Output every entry exactly, from the first line to the last.
*-*-*
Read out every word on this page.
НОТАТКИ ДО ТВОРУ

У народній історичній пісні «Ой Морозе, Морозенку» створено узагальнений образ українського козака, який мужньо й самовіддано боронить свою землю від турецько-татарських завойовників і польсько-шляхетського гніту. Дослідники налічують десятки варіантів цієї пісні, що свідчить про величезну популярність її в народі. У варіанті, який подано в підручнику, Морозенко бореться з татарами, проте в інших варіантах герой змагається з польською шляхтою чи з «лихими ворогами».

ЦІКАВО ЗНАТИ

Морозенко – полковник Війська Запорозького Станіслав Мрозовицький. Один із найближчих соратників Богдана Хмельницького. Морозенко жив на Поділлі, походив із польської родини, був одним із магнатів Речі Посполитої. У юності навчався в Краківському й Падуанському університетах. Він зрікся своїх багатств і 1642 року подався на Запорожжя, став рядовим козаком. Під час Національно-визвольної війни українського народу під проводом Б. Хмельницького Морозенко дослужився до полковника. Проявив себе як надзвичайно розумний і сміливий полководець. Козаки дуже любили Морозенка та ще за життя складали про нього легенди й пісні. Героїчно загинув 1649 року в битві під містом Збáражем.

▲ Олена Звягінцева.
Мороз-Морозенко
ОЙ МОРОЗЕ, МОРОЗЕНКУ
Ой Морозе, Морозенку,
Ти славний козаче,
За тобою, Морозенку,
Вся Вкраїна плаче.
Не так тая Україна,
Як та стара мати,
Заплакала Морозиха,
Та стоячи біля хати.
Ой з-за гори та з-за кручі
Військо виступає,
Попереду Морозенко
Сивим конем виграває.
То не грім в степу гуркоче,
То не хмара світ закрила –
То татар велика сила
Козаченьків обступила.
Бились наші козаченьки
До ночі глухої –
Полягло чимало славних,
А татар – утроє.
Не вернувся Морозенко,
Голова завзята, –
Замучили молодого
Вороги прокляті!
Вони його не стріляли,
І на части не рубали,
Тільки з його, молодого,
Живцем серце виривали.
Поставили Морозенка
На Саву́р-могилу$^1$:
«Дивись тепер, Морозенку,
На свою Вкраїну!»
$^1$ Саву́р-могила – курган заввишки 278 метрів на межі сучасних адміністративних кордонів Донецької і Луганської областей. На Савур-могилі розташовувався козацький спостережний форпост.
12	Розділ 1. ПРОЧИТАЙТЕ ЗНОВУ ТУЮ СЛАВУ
*-*-*
• EXERCISE RESPONSE:
Read out every word on this page.
НОТАТКИ ДО ТВОРУ

У народній історичній пісні «Ой Морозе, Морозенку» створено узагальнений образ українського козака, який мужньо й самовіддано боронить свою землю від турецько-татарських завойовників і польсько-шляхетського гніту. Дослідники налічують десятки варіантів цієї пісні, що свідчить про величезну популярність її в народі. У варіанті, який подано в підручнику, Морозенко бореться з татарами, проте в інших варіантах герой змагається з польською шляхтою чи з «лихими ворогами».

ЦІКАВО ЗНАТИ

Морозенко – полковник Війська Запорозького Станіслав Мрозовицький. Один із найближчих соратників Богдана Хмельницького. Морозенко жив на Поділлі, походив із польської родини, був одним із магнатів Речі Посполитої. У юності навчався в Краківському й Падуанському університетах. Він зрікся своїх багатств і 1642 року подався на Запорожжя, став рядовим козаком. Під час Національно-визвольної війни українського народу під проводом Б. Хмельницького Морозенко дослужився до полковника. Проявив себе як надзвичайно розумний і сміливий полководець. Козаки дуже любили Морозенка та ще за життя складали про нього легенди й пісні. Героїчно загинув 1649 року в битві під містом Збáражем.

▲ Олена Звягінцева.
Мороз-Морозенко
ОЙ МОРОЗЕ, МОРОЗЕНКУ
Ой Морозе, Морозенку,
Ти славний козаче,
За тобою, Морозенку,
Вся Вкраїна плаче.
Не так тая Україна,
Як та стара мати,
Заплакала Морозиха,
Та стоячи біля хати.
Ой з-за гори та з-за кручі
Військо виступає,
Попереду Морозенко
Сивим конем виграває.
То не грім в степу гуркоче,
То не хмара світ закрила –
То татар велика сила
Козаченьків обступила.
Бились наші козаченьки
До ночі глухої –
Полягло чимало славних,
А татар – утроє.
Не вернувся Морозенко,
Голова завзята, –
Замучили молодого
Вороги прокляті!
Вони його не стріляли,
І на части не рубали,
Тільки з його, молодого,
Живцем серце виривали.
Поставили Морозенка
На Саву́р-могилу$^1$:
«Дивись тепер, Морозенку,
На свою Вкраїну!»
$^1$ Саву́р-могила – курган заввишки 278 метрів на межі сучасних адміністративних кордонів Донецької і Луганської областей. На Савур-могилі розташовувався козацький спостережний форпост.
12	Розділ 1. ПРОЧИТАЙТЕ ЗНОВУ ТУЮ СЛАВУ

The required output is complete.